>> begin MATERIAL SUPPLIED

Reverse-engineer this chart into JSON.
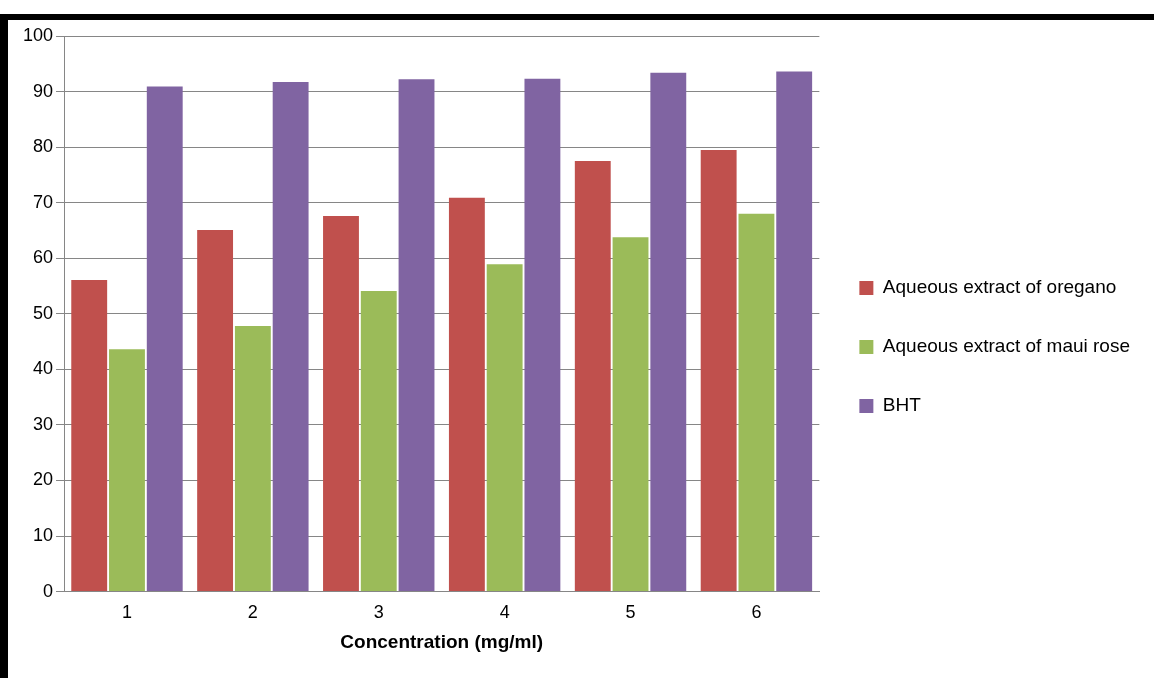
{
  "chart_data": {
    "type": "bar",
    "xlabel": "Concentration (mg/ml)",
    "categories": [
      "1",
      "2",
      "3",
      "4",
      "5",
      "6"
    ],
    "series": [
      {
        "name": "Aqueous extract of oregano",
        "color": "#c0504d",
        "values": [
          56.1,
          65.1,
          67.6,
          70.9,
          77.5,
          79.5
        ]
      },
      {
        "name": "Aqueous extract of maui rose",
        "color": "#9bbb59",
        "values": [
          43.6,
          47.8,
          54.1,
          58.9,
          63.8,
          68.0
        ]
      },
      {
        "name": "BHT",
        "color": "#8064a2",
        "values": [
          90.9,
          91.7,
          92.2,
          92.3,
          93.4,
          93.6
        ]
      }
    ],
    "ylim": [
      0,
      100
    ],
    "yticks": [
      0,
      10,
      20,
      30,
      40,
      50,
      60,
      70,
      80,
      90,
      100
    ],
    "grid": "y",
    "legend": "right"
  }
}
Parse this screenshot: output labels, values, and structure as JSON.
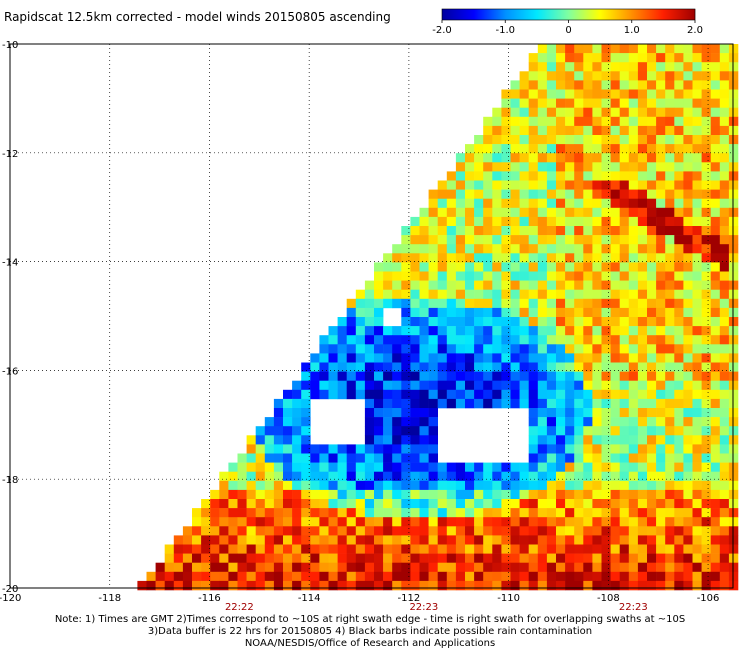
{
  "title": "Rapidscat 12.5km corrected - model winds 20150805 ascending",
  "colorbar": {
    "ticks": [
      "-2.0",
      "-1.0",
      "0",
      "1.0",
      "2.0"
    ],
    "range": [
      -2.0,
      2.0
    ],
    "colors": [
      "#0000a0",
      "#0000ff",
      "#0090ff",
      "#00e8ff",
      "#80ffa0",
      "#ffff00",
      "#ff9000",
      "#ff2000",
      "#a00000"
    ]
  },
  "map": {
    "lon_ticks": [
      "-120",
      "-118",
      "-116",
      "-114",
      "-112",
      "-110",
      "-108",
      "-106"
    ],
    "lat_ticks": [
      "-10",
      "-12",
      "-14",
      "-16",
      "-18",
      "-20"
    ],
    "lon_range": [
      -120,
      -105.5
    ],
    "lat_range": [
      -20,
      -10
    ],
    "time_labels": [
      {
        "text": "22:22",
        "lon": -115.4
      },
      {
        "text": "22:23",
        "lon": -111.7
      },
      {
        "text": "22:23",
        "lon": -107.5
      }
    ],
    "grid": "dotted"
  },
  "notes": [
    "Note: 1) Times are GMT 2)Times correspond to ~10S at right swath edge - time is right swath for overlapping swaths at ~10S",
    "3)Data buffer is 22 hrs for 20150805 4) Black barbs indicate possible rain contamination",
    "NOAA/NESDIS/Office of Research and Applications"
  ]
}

>> end MATERIAL SUPPLIED

• [TASK]: Pull every line containing the word "Aqueous" out of the material and copy it.

• [EXERCISE ANSWER]:
        "name": "Aqueous extract of oregano",
        "name": "Aqueous extract of maui rose",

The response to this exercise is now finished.